▶ **Given records**:
>>>

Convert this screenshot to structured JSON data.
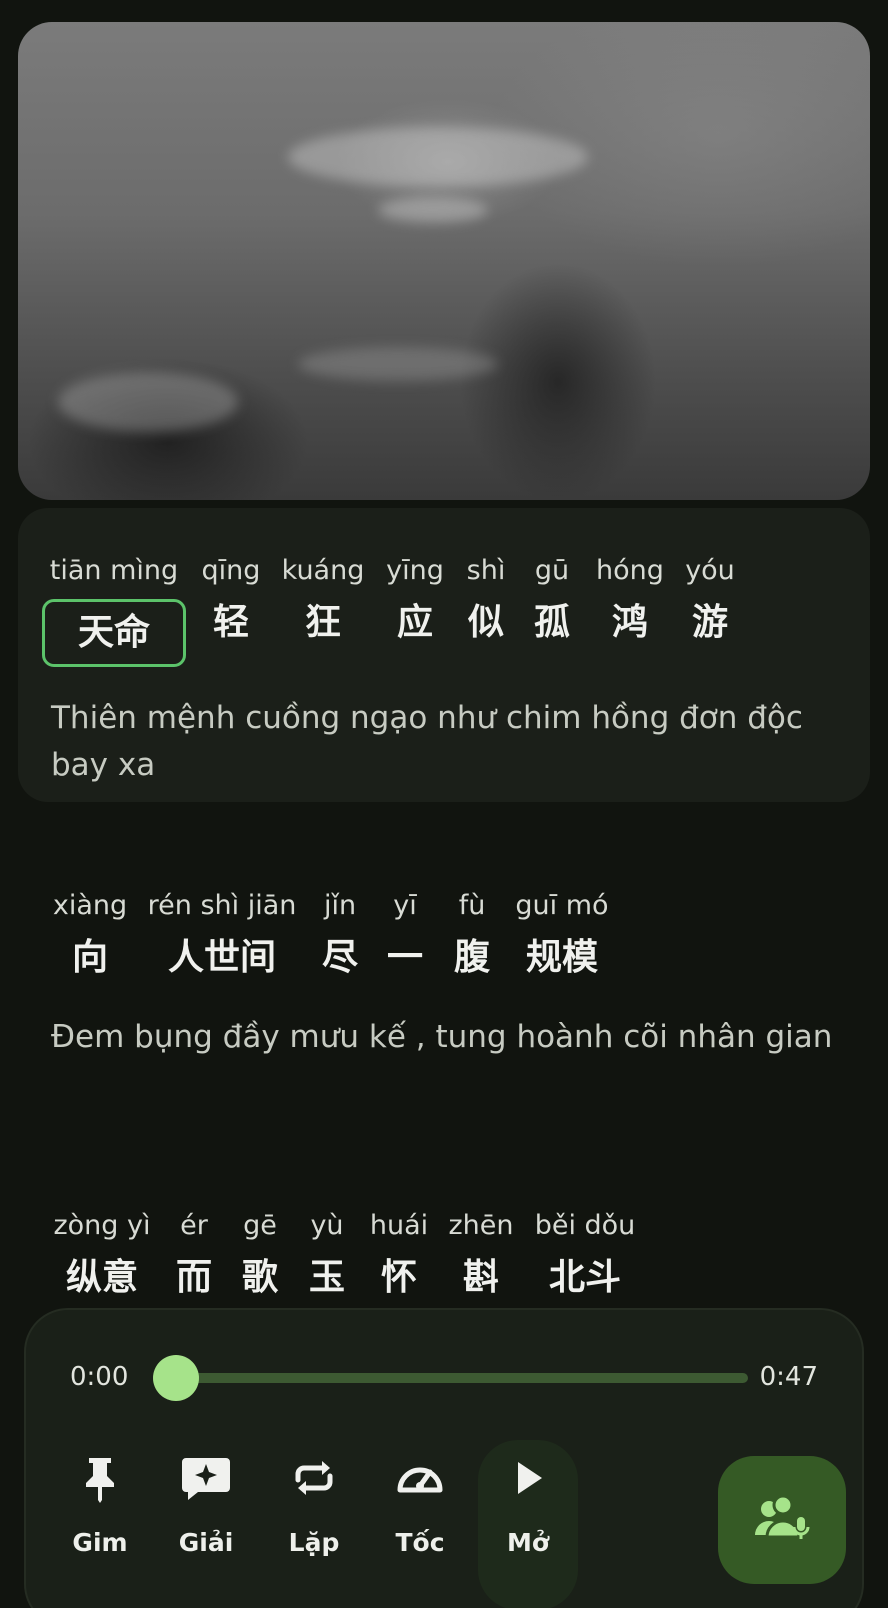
{
  "lyrics": [
    {
      "words": [
        {
          "pinyin": "tiān mìng",
          "hanzi": "天命",
          "active": true
        },
        {
          "pinyin": "qīng",
          "hanzi": "轻"
        },
        {
          "pinyin": "kuáng",
          "hanzi": "狂"
        },
        {
          "pinyin": "yīng",
          "hanzi": "应"
        },
        {
          "pinyin": "shì",
          "hanzi": "似"
        },
        {
          "pinyin": "gū",
          "hanzi": "孤"
        },
        {
          "pinyin": "hóng",
          "hanzi": "鸿"
        },
        {
          "pinyin": "yóu",
          "hanzi": "游"
        }
      ],
      "translation": "Thiên mệnh cuồng ngạo như chim hồng đơn độc bay xa"
    },
    {
      "words": [
        {
          "pinyin": "xiàng",
          "hanzi": "向"
        },
        {
          "pinyin": "rén shì jiān",
          "hanzi": "人世间"
        },
        {
          "pinyin": "jǐn",
          "hanzi": "尽"
        },
        {
          "pinyin": "yī",
          "hanzi": "一"
        },
        {
          "pinyin": "fù",
          "hanzi": "腹"
        },
        {
          "pinyin": "guī mó",
          "hanzi": "规模"
        }
      ],
      "translation": "Đem bụng đầy mưu kế , tung hoành cõi nhân gian"
    },
    {
      "words": [
        {
          "pinyin": "zòng yì",
          "hanzi": "纵意"
        },
        {
          "pinyin": "ér",
          "hanzi": "而"
        },
        {
          "pinyin": "gē",
          "hanzi": "歌"
        },
        {
          "pinyin": "yù",
          "hanzi": "玉"
        },
        {
          "pinyin": "huái",
          "hanzi": "怀"
        },
        {
          "pinyin": "zhēn",
          "hanzi": "斟"
        },
        {
          "pinyin": "běi dǒu",
          "hanzi": "北斗"
        }
      ]
    }
  ],
  "player": {
    "current_time": "0:00",
    "duration": "0:47",
    "progress": 0.0,
    "controls": [
      {
        "label": "Gim",
        "icon": "pin-icon"
      },
      {
        "label": "Giải",
        "icon": "explain-sparkle-icon"
      },
      {
        "label": "Lặp",
        "icon": "repeat-icon"
      },
      {
        "label": "Tốc",
        "icon": "speed-gauge-icon"
      },
      {
        "label": "Mở",
        "icon": "play-icon"
      }
    ],
    "mic_button_icon": "group-mic-icon"
  },
  "colors": {
    "accent": "#a6e38a",
    "active_border": "#5cc36a",
    "mic_button_bg": "#355a25"
  }
}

<<<

▶ **Your instructions**:
Copy the data word for word. Pictures do not go in the copy.

▶ **Full response**:
Convert this screenshot to structured JSON data.
{
  "lyrics": [
    {
      "words": [
        {
          "pinyin": "tiān mìng",
          "hanzi": "天命",
          "active": true
        },
        {
          "pinyin": "qīng",
          "hanzi": "轻"
        },
        {
          "pinyin": "kuáng",
          "hanzi": "狂"
        },
        {
          "pinyin": "yīng",
          "hanzi": "应"
        },
        {
          "pinyin": "shì",
          "hanzi": "似"
        },
        {
          "pinyin": "gū",
          "hanzi": "孤"
        },
        {
          "pinyin": "hóng",
          "hanzi": "鸿"
        },
        {
          "pinyin": "yóu",
          "hanzi": "游"
        }
      ],
      "translation": "Thiên mệnh cuồng ngạo như chim hồng đơn độc bay xa"
    },
    {
      "words": [
        {
          "pinyin": "xiàng",
          "hanzi": "向"
        },
        {
          "pinyin": "rén shì jiān",
          "hanzi": "人世间"
        },
        {
          "pinyin": "jǐn",
          "hanzi": "尽"
        },
        {
          "pinyin": "yī",
          "hanzi": "一"
        },
        {
          "pinyin": "fù",
          "hanzi": "腹"
        },
        {
          "pinyin": "guī mó",
          "hanzi": "规模"
        }
      ],
      "translation": "Đem bụng đầy mưu kế , tung hoành cõi nhân gian"
    },
    {
      "words": [
        {
          "pinyin": "zòng yì",
          "hanzi": "纵意"
        },
        {
          "pinyin": "ér",
          "hanzi": "而"
        },
        {
          "pinyin": "gē",
          "hanzi": "歌"
        },
        {
          "pinyin": "yù",
          "hanzi": "玉"
        },
        {
          "pinyin": "huái",
          "hanzi": "怀"
        },
        {
          "pinyin": "zhēn",
          "hanzi": "斟"
        },
        {
          "pinyin": "běi dǒu",
          "hanzi": "北斗"
        }
      ]
    }
  ],
  "player": {
    "current_time": "0:00",
    "duration": "0:47",
    "progress": 0.0,
    "controls": [
      {
        "label": "Gim",
        "icon": "pin-icon"
      },
      {
        "label": "Giải",
        "icon": "explain-sparkle-icon"
      },
      {
        "label": "Lặp",
        "icon": "repeat-icon"
      },
      {
        "label": "Tốc",
        "icon": "speed-gauge-icon"
      },
      {
        "label": "Mở",
        "icon": "play-icon"
      }
    ],
    "mic_button_icon": "group-mic-icon"
  },
  "colors": {
    "accent": "#a6e38a",
    "active_border": "#5cc36a",
    "mic_button_bg": "#355a25"
  }
}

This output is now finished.